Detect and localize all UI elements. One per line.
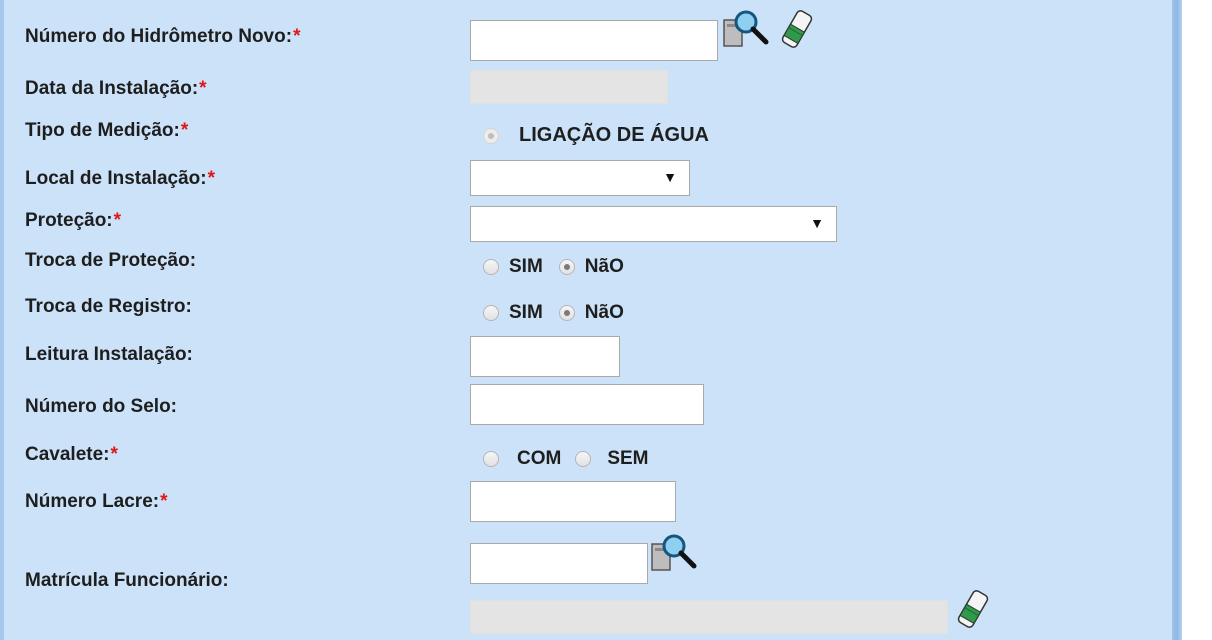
numero-selo-label: Número do Selo: xyxy=(25,396,178,417)
tipo-medicao-label: Tipo de Medição:* xyxy=(25,120,189,141)
search-icon[interactable] xyxy=(722,8,772,52)
required-mark: * xyxy=(207,168,216,189)
required-mark: * xyxy=(199,78,207,99)
local-instalacao-select[interactable]: ▼ xyxy=(470,160,690,196)
troca-protecao-sim-radio[interactable] xyxy=(483,259,499,275)
troca-registro-nao-label: NãO xyxy=(584,302,624,323)
cavalete-group: COM SEM xyxy=(483,448,649,470)
matricula-funcionario-label: Matrícula Funcionário: xyxy=(25,570,229,591)
cavalete-sem-label: SEM xyxy=(607,448,649,469)
troca-registro-label: Troca de Registro: xyxy=(25,296,192,317)
required-mark: * xyxy=(113,210,122,231)
numero-hidrometro-input[interactable] xyxy=(470,20,718,61)
eraser-icon[interactable] xyxy=(780,8,814,50)
cavalete-label: Cavalete:* xyxy=(25,444,118,465)
eraser-icon[interactable] xyxy=(956,588,990,630)
troca-protecao-group: SIM NãO xyxy=(483,256,624,278)
troca-registro-group: SIM NãO xyxy=(483,302,624,324)
troca-protecao-nao-label: NãO xyxy=(584,256,624,277)
troca-registro-nao-radio[interactable] xyxy=(558,305,575,321)
tipo-medicao-radio xyxy=(483,127,499,144)
data-instalacao-input xyxy=(470,70,668,104)
frame-outer-margin xyxy=(1182,0,1212,640)
tipo-medicao-group: LIGAÇÃO DE ÁGUA xyxy=(483,124,709,147)
cavalete-sem-radio[interactable] xyxy=(575,451,592,467)
required-mark: * xyxy=(160,491,168,512)
required-mark: * xyxy=(110,444,118,465)
troca-protecao-label: Troca de Proteção: xyxy=(25,250,197,271)
protecao-select[interactable]: ▼ xyxy=(470,206,837,242)
matricula-funcionario-input[interactable] xyxy=(470,543,648,584)
chevron-down-icon: ▼ xyxy=(663,169,677,185)
cavalete-com-label: COM xyxy=(517,448,562,469)
cavalete-com-radio[interactable] xyxy=(483,451,499,467)
required-mark: * xyxy=(180,120,189,141)
required-mark: * xyxy=(293,26,301,47)
troca-protecao-sim-label: SIM xyxy=(509,256,543,277)
numero-hidrometro-label: Número do Hidrômetro Novo:* xyxy=(25,26,301,47)
frame-left-border xyxy=(0,0,4,640)
leitura-instalacao-label: Leitura Instalação: xyxy=(25,344,193,365)
troca-registro-sim-label: SIM xyxy=(509,302,543,323)
numero-lacre-input[interactable] xyxy=(470,481,676,522)
tipo-medicao-option-label: LIGAÇÃO DE ÁGUA xyxy=(519,124,709,146)
numero-lacre-label: Número Lacre:* xyxy=(25,491,168,512)
leitura-instalacao-input[interactable] xyxy=(470,336,620,377)
search-icon[interactable] xyxy=(650,532,700,576)
local-instalacao-label: Local de Instalação:* xyxy=(25,168,216,189)
frame-right-border xyxy=(1172,0,1182,640)
numero-selo-input[interactable] xyxy=(470,384,704,425)
troca-protecao-nao-radio[interactable] xyxy=(558,259,575,275)
protecao-label: Proteção:* xyxy=(25,210,122,231)
funcionario-name-display xyxy=(470,600,948,634)
troca-registro-sim-radio[interactable] xyxy=(483,305,499,321)
data-instalacao-label: Data da Instalação:* xyxy=(25,78,207,99)
chevron-down-icon: ▼ xyxy=(810,215,824,231)
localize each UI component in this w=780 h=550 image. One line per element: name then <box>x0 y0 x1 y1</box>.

════

## Description of the task
Can you copy the listing's lines word for word, starting with the line that contains "numero-selo-label: Número do" and going on through the line that contains "troca-registro-nao-label: NãO xyxy=(584,302,624,323)"?

## Output below
numero-selo-label: Número do Selo: xyxy=(25,396,178,417)
tipo-medicao-label: Tipo de Medição:* xyxy=(25,120,189,141)
search-icon[interactable] xyxy=(722,8,772,52)
required-mark: * xyxy=(207,168,216,189)
required-mark: * xyxy=(199,78,207,99)
local-instalacao-select[interactable]: ▼ xyxy=(470,160,690,196)
troca-protecao-sim-radio[interactable] xyxy=(483,259,499,275)
troca-registro-nao-label: NãO xyxy=(584,302,624,323)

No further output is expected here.